Record excerpts:
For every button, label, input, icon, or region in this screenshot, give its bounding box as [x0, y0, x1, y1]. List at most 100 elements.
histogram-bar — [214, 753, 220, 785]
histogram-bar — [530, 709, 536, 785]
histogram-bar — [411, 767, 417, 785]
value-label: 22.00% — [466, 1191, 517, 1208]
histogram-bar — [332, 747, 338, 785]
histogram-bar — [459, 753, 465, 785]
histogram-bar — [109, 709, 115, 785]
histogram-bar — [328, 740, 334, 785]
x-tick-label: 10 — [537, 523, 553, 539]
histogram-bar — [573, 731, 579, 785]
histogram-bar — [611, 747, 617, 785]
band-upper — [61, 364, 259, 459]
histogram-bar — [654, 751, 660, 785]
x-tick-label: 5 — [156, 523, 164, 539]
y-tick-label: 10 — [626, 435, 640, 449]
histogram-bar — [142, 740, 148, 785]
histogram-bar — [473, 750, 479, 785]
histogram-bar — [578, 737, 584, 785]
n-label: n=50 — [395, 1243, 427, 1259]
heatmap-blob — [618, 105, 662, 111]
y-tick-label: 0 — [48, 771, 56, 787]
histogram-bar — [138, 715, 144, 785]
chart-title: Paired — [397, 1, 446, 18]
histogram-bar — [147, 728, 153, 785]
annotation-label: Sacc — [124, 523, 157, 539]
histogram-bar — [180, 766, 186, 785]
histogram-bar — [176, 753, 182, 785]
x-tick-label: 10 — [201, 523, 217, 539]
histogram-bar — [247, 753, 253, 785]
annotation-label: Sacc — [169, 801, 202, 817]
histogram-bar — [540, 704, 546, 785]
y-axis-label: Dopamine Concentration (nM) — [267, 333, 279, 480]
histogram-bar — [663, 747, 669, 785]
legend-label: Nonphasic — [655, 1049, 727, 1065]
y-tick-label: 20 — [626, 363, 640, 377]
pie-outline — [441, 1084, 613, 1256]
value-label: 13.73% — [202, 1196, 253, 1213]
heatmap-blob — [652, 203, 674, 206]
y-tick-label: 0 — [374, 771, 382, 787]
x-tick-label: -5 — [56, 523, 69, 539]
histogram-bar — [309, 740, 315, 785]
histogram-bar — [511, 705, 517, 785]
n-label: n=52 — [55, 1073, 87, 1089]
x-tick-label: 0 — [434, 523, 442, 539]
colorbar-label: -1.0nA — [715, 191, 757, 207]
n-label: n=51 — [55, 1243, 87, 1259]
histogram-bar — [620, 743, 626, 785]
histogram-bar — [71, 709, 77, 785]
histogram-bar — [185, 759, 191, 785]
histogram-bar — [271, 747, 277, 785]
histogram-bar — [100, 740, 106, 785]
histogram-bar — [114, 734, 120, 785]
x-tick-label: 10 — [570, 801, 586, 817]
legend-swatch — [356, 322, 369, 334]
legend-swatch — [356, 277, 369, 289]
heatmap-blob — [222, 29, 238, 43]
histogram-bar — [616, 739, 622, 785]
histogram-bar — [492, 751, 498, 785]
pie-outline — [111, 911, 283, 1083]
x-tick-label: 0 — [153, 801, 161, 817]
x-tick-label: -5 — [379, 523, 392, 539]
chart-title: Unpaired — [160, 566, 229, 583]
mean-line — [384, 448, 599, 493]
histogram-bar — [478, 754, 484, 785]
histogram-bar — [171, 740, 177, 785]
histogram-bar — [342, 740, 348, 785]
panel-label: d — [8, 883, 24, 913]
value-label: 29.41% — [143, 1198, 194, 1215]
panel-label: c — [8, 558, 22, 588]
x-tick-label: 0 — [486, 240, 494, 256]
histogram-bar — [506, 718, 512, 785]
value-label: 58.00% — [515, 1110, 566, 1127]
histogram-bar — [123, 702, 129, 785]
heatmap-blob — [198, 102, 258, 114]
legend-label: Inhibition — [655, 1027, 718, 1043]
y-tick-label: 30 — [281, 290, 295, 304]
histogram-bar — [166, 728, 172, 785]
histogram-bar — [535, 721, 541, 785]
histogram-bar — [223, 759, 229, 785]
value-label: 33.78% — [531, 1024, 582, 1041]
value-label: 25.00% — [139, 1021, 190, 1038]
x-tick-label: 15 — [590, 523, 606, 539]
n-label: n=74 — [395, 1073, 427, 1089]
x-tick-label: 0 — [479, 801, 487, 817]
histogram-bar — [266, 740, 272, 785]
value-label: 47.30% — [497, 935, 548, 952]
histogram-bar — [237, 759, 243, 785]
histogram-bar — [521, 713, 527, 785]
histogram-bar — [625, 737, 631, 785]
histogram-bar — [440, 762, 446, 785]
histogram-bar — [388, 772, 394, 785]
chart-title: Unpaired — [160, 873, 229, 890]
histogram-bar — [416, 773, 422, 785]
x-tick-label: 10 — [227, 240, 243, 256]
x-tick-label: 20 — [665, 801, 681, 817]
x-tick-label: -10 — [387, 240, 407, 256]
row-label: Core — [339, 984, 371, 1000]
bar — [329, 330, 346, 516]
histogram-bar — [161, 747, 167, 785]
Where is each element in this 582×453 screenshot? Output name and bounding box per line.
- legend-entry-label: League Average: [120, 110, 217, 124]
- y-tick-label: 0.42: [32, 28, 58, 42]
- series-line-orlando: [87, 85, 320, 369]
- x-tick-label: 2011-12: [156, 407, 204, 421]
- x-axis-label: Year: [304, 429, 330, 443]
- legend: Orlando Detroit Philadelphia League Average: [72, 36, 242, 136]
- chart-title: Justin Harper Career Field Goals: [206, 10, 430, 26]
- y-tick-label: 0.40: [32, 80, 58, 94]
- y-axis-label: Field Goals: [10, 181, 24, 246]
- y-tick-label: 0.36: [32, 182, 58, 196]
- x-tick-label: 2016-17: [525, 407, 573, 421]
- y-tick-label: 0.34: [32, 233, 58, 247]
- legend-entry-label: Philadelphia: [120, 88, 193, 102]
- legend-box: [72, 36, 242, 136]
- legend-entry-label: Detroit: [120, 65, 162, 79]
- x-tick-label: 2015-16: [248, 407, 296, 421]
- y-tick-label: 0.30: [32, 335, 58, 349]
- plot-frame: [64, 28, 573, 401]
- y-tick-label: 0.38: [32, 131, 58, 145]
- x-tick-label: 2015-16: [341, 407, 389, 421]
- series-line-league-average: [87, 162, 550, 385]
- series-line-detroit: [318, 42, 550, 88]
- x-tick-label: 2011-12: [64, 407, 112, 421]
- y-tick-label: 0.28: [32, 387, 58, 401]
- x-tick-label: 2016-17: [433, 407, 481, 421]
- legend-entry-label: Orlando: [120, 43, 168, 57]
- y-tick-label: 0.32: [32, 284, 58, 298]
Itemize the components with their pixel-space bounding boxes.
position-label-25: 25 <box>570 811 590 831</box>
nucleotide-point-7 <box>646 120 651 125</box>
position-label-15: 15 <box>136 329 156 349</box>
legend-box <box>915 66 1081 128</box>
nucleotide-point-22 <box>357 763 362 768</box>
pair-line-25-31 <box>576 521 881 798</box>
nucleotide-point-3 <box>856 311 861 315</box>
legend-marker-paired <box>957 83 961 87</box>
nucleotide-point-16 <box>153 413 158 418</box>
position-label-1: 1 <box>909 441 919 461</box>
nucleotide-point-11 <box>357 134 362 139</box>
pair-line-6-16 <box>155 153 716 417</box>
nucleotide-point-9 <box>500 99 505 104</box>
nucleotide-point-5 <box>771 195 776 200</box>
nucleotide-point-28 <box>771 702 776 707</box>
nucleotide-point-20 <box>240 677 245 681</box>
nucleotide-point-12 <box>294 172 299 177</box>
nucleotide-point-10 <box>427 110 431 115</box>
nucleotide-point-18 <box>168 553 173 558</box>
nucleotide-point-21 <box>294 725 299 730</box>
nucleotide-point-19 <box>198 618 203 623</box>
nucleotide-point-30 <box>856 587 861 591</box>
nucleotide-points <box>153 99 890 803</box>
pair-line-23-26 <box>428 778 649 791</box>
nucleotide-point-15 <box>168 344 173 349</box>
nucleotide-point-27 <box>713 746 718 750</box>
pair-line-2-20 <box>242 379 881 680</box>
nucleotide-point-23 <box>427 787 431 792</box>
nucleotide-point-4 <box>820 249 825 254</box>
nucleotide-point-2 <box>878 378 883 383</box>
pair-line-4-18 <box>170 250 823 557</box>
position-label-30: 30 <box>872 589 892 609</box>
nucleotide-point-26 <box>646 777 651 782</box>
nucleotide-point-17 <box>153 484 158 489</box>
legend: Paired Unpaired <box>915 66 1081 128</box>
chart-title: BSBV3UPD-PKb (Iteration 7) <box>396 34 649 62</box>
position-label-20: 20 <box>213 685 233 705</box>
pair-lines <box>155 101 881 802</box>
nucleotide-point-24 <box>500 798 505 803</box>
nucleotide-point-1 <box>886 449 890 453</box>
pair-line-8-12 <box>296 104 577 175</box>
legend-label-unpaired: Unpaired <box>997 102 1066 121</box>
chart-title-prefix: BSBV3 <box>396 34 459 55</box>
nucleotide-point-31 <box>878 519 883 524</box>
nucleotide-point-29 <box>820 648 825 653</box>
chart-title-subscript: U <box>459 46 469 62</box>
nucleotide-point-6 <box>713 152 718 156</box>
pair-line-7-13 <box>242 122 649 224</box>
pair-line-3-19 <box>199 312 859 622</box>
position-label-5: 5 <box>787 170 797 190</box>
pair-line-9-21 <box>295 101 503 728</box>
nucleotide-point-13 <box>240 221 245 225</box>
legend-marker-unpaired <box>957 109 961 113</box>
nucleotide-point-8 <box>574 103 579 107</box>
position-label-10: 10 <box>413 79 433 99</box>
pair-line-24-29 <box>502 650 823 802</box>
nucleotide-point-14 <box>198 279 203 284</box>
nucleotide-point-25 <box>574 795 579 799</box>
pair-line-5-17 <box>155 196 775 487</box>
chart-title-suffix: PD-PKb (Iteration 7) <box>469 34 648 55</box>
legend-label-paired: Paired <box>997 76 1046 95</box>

Problem requirements:
Reproduce the rows above without alteration, beginning with the first row and ending with the line that contains "histogram-bar — [176, 753, 182, 785]", both included.

Complete answer:
For every button, label, input, icon, or region in this screenshot, give its bounding box as [x0, y0, x1, y1]. List at most 100 elements.
histogram-bar — [214, 753, 220, 785]
histogram-bar — [530, 709, 536, 785]
histogram-bar — [411, 767, 417, 785]
value-label: 22.00% — [466, 1191, 517, 1208]
histogram-bar — [332, 747, 338, 785]
histogram-bar — [459, 753, 465, 785]
histogram-bar — [109, 709, 115, 785]
histogram-bar — [328, 740, 334, 785]
x-tick-label: 10 — [537, 523, 553, 539]
histogram-bar — [573, 731, 579, 785]
histogram-bar — [611, 747, 617, 785]
band-upper — [61, 364, 259, 459]
histogram-bar — [654, 751, 660, 785]
x-tick-label: 5 — [156, 523, 164, 539]
y-tick-label: 10 — [626, 435, 640, 449]
histogram-bar — [142, 740, 148, 785]
histogram-bar — [473, 750, 479, 785]
histogram-bar — [578, 737, 584, 785]
n-label: n=50 — [395, 1243, 427, 1259]
heatmap-blob — [618, 105, 662, 111]
y-tick-label: 0 — [48, 771, 56, 787]
histogram-bar — [138, 715, 144, 785]
chart-title: Paired — [397, 1, 446, 18]
histogram-bar — [147, 728, 153, 785]
annotation-label: Sacc — [124, 523, 157, 539]
histogram-bar — [180, 766, 186, 785]
histogram-bar — [176, 753, 182, 785]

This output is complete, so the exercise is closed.